Set task
In the lines below, find how many contain the word "ВЯЗАНИЯ" and report that figure alone.

* BEGIN Extracted data *

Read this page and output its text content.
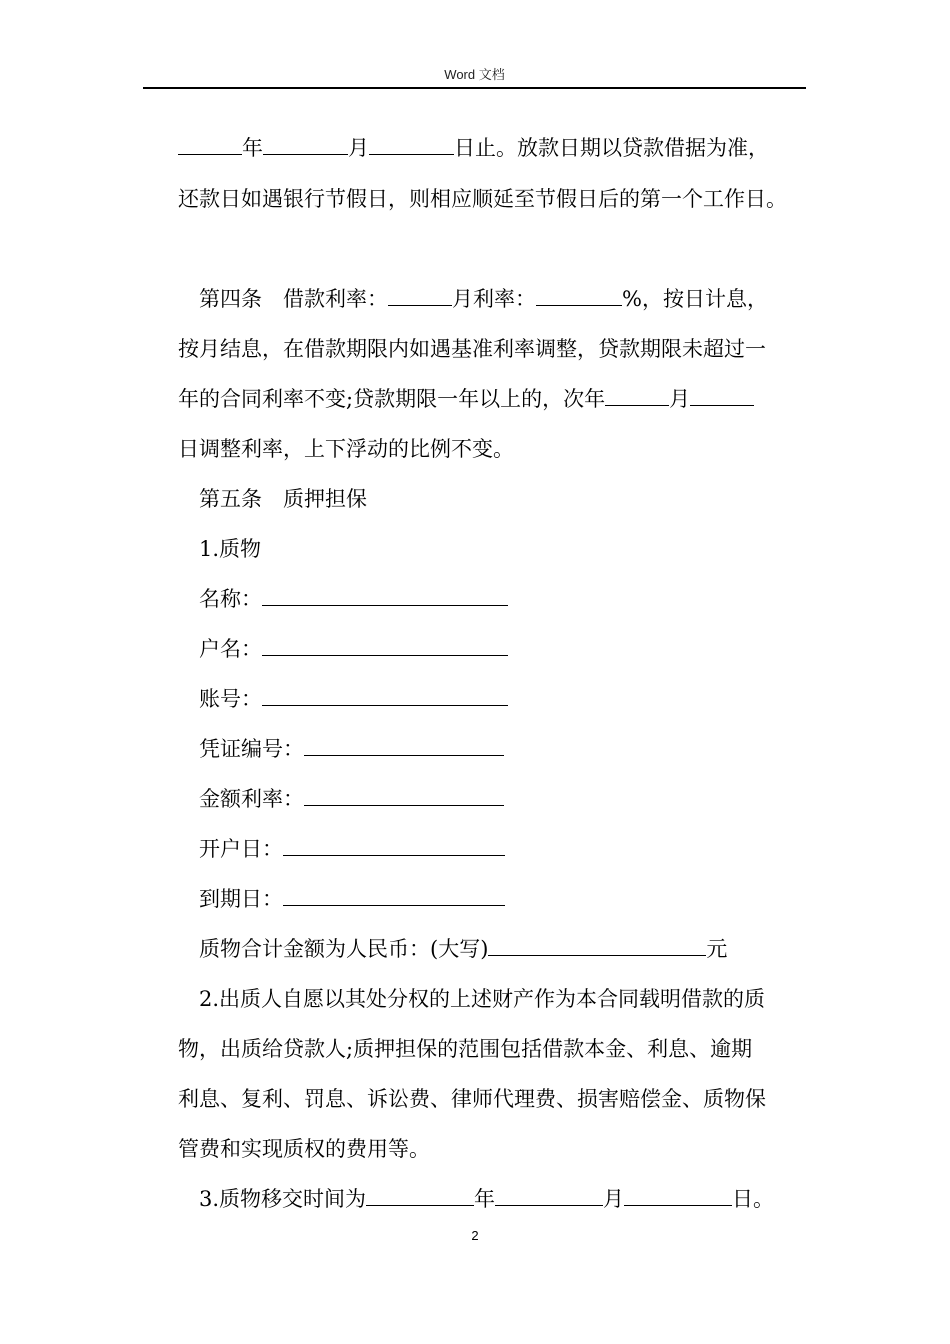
Word 文档
年	月	日止。放款日期以贷款借据为准，
还款日如遇银行节假日，则相应顺延至节假日后的第一个工作日。
第四条　借款利率：	月利率：	%，按日计息，
按月结息，在借款期限内如遇基准利率调整，贷款期限未超过一
年的合同利率不变;贷款期限一年以上的，次年	月
日调整利率，上下浮动的比例不变。
第五条　质押担保
1.质物
名称：
户名：
账号：
凭证编号：
金额利率：
开户日：
到期日：
质物合计金额为人民币：(大写)	元
2.出质人自愿以其处分权的上述财产作为本合同载明借款的质
物，出质给贷款人;质押担保的范围包括借款本金、利息、逾期
利息、复利、罚息、诉讼费、律师代理费、损害赔偿金、质物保
管费和实现质权的费用等。
3.质物移交时间为	年	月	日。
2
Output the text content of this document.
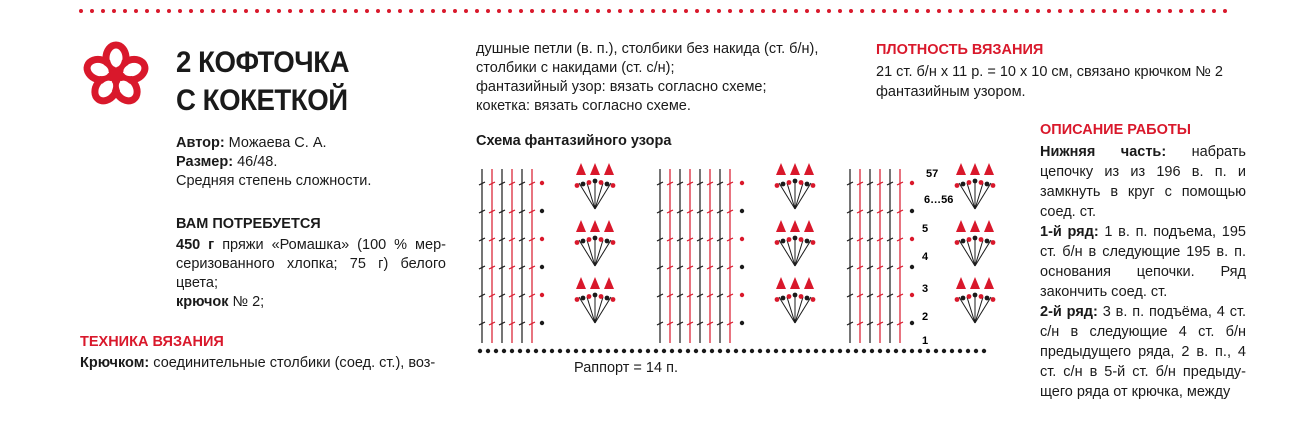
2 КОФТОЧКА
С КОКЕТКОЙ

Автор: Можаева С. А.

Размер: 46/48.

Средняя степень сложности.

ВАМ ПОТРЕБУЕТСЯ

450 г пряжи «Ромашка» (100 % мерсеризованного хлопка; 75 г) белого цвета;

крючок № 2;

ТЕХНИКА ВЯЗАНИЯ
Крючком: соединительные столбики (соед. ст.), воз-

душные петли (в. п.), столбики без накида (ст. б/н),

столбики с накидами (ст. с/н);

фантазийный узор: вязать согласно схеме;

кокетка: вязать согласно схеме.

Схема фантазийного узора
57
6…56
5
4
3
2
1
Раппорт = 14 п.
ПЛОТНОСТЬ ВЯЗАНИЯ

21 ст. б/н х 11 р. = 10 х 10 см, связано крючком № 2

фантазийным узором.

ОПИСАНИЕ РАБОТЫ

Нижняя часть: набрать цепочку из из 196 в. п. и замкнуть в круг с помощью соед. ст.

1-й ряд: 1 в. п. подъема, 195 ст. б/н в следующие 195 в. п. основания цепочки. Ряд закончить соед. ст.

2-й ряд: 3 в. п. подъёма, 4 ст. с/н в следующие 4 ст. б/н предыдущего ряда, 2 в. п., 4 ст. с/н в 5-й ст. б/н предыдущего ряда от крючка, между
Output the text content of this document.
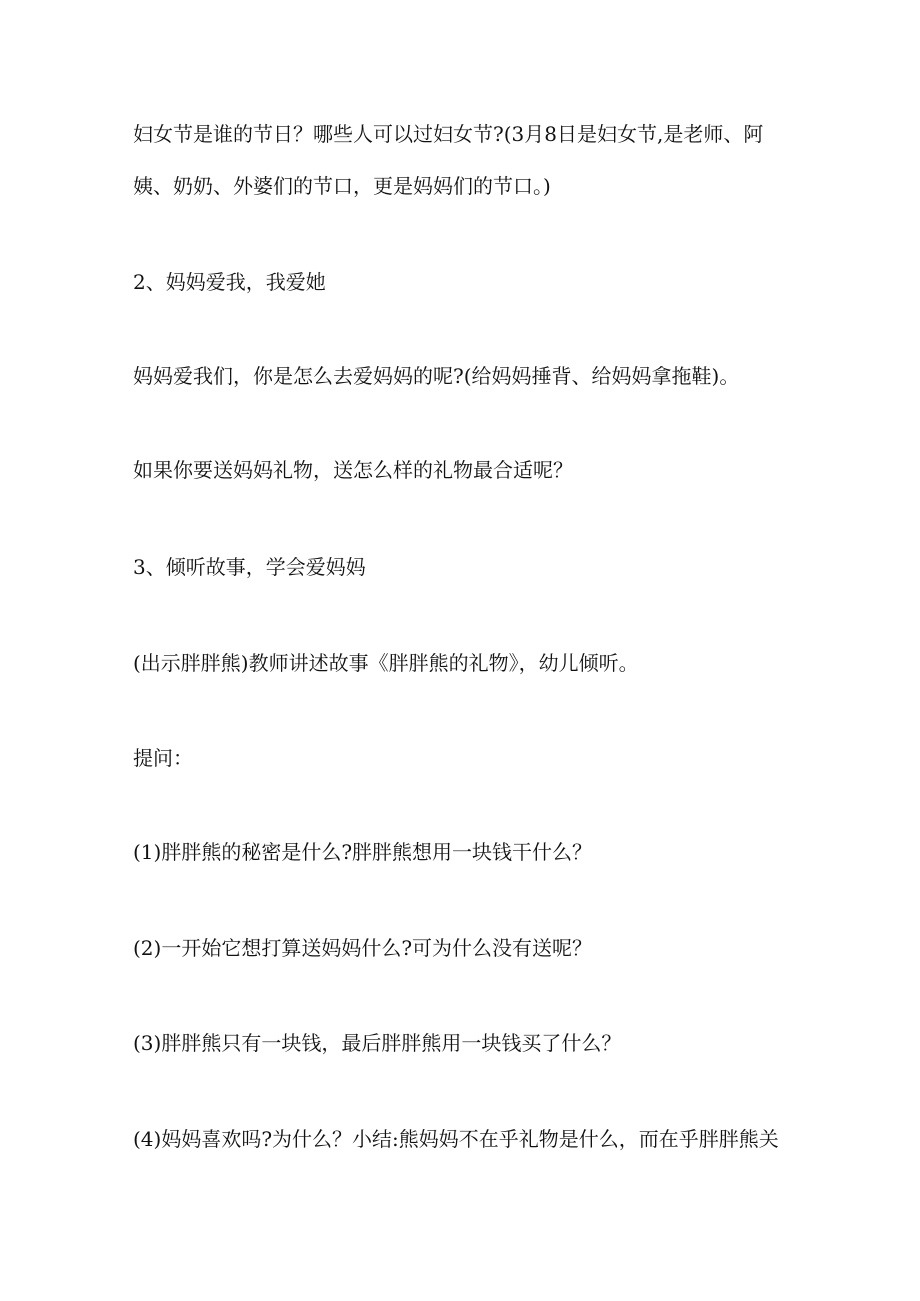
妇女节是谁的节日？哪些人可以过妇女节?(3月8日是妇女节,是老师、阿

姨、奶奶、外婆们的节口，更是妈妈们的节口。)

2、妈妈爱我，我爱她

妈妈爱我们，你是怎么去爱妈妈的呢?(给妈妈捶背、给妈妈拿拖鞋)。

如果你要送妈妈礼物，送怎么样的礼物最合适呢？

3、倾听故事，学会爱妈妈

(出示胖胖熊)教师讲述故事《胖胖熊的礼物》，幼儿倾听。

提问：

(1)胖胖熊的秘密是什么?胖胖熊想用一块钱干什么？

(2)一开始它想打算送妈妈什么?可为什么没有送呢？

(3)胖胖熊只有一块钱，最后胖胖熊用一块钱买了什么？

(4)妈妈喜欢吗?为什么？小结:熊妈妈不在乎礼物是什么，而在乎胖胖熊关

* END Extracted data *

Output for this task
2